» Task statement
Would you set down every entry shown below, precisely as written?
☆ ☆ ☆ ☆
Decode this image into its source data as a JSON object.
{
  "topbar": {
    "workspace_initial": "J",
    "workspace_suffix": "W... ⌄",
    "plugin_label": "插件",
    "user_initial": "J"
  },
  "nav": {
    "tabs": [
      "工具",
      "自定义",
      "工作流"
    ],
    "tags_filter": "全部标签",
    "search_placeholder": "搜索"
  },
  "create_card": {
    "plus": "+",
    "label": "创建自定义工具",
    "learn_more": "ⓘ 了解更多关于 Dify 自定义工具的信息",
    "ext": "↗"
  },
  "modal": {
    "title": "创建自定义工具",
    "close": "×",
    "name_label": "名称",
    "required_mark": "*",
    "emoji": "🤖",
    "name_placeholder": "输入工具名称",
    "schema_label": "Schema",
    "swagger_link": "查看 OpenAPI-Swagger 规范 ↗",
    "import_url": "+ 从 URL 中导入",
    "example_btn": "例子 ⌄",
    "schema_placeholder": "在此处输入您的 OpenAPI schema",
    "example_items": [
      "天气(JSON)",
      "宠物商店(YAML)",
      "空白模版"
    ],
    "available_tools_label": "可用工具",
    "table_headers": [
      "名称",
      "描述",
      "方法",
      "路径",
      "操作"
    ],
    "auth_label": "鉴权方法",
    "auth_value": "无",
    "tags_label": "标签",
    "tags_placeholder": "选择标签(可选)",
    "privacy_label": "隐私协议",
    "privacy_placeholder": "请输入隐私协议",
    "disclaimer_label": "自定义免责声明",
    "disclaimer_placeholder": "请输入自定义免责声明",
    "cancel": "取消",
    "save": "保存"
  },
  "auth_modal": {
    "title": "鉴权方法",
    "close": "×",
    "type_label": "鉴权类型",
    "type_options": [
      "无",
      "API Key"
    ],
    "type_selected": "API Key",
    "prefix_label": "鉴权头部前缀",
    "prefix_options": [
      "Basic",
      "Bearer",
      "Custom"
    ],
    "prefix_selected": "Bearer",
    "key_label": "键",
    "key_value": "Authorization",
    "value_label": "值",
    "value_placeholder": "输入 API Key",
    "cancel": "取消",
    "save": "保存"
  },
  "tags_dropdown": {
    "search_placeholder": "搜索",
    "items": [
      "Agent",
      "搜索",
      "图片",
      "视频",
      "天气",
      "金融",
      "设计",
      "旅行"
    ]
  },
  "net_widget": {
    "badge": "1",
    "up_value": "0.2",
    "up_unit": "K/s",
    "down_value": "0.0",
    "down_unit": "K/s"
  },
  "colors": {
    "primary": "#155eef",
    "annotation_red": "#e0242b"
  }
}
☆ ☆ ☆ ☆
» Complete output
Decode this image into its source data as a JSON object.
{
  "topbar": {
    "workspace_initial": "J",
    "workspace_suffix": "W... ⌄",
    "plugin_label": "插件",
    "user_initial": "J"
  },
  "nav": {
    "tabs": [
      "工具",
      "自定义",
      "工作流"
    ],
    "tags_filter": "全部标签",
    "search_placeholder": "搜索"
  },
  "create_card": {
    "plus": "+",
    "label": "创建自定义工具",
    "learn_more": "ⓘ 了解更多关于 Dify 自定义工具的信息",
    "ext": "↗"
  },
  "modal": {
    "title": "创建自定义工具",
    "close": "×",
    "name_label": "名称",
    "required_mark": "*",
    "emoji": "🤖",
    "name_placeholder": "输入工具名称",
    "schema_label": "Schema",
    "swagger_link": "查看 OpenAPI-Swagger 规范 ↗",
    "import_url": "+ 从 URL 中导入",
    "example_btn": "例子 ⌄",
    "schema_placeholder": "在此处输入您的 OpenAPI schema",
    "example_items": [
      "天气(JSON)",
      "宠物商店(YAML)",
      "空白模版"
    ],
    "available_tools_label": "可用工具",
    "table_headers": [
      "名称",
      "描述",
      "方法",
      "路径",
      "操作"
    ],
    "auth_label": "鉴权方法",
    "auth_value": "无",
    "tags_label": "标签",
    "tags_placeholder": "选择标签(可选)",
    "privacy_label": "隐私协议",
    "privacy_placeholder": "请输入隐私协议",
    "disclaimer_label": "自定义免责声明",
    "disclaimer_placeholder": "请输入自定义免责声明",
    "cancel": "取消",
    "save": "保存"
  },
  "auth_modal": {
    "title": "鉴权方法",
    "close": "×",
    "type_label": "鉴权类型",
    "type_options": [
      "无",
      "API Key"
    ],
    "type_selected": "API Key",
    "prefix_label": "鉴权头部前缀",
    "prefix_options": [
      "Basic",
      "Bearer",
      "Custom"
    ],
    "prefix_selected": "Bearer",
    "key_label": "键",
    "key_value": "Authorization",
    "value_label": "值",
    "value_placeholder": "输入 API Key",
    "cancel": "取消",
    "save": "保存"
  },
  "tags_dropdown": {
    "search_placeholder": "搜索",
    "items": [
      "Agent",
      "搜索",
      "图片",
      "视频",
      "天气",
      "金融",
      "设计",
      "旅行"
    ]
  },
  "net_widget": {
    "badge": "1",
    "up_value": "0.2",
    "up_unit": "K/s",
    "down_value": "0.0",
    "down_unit": "K/s"
  },
  "colors": {
    "primary": "#155eef",
    "annotation_red": "#e0242b"
  }
}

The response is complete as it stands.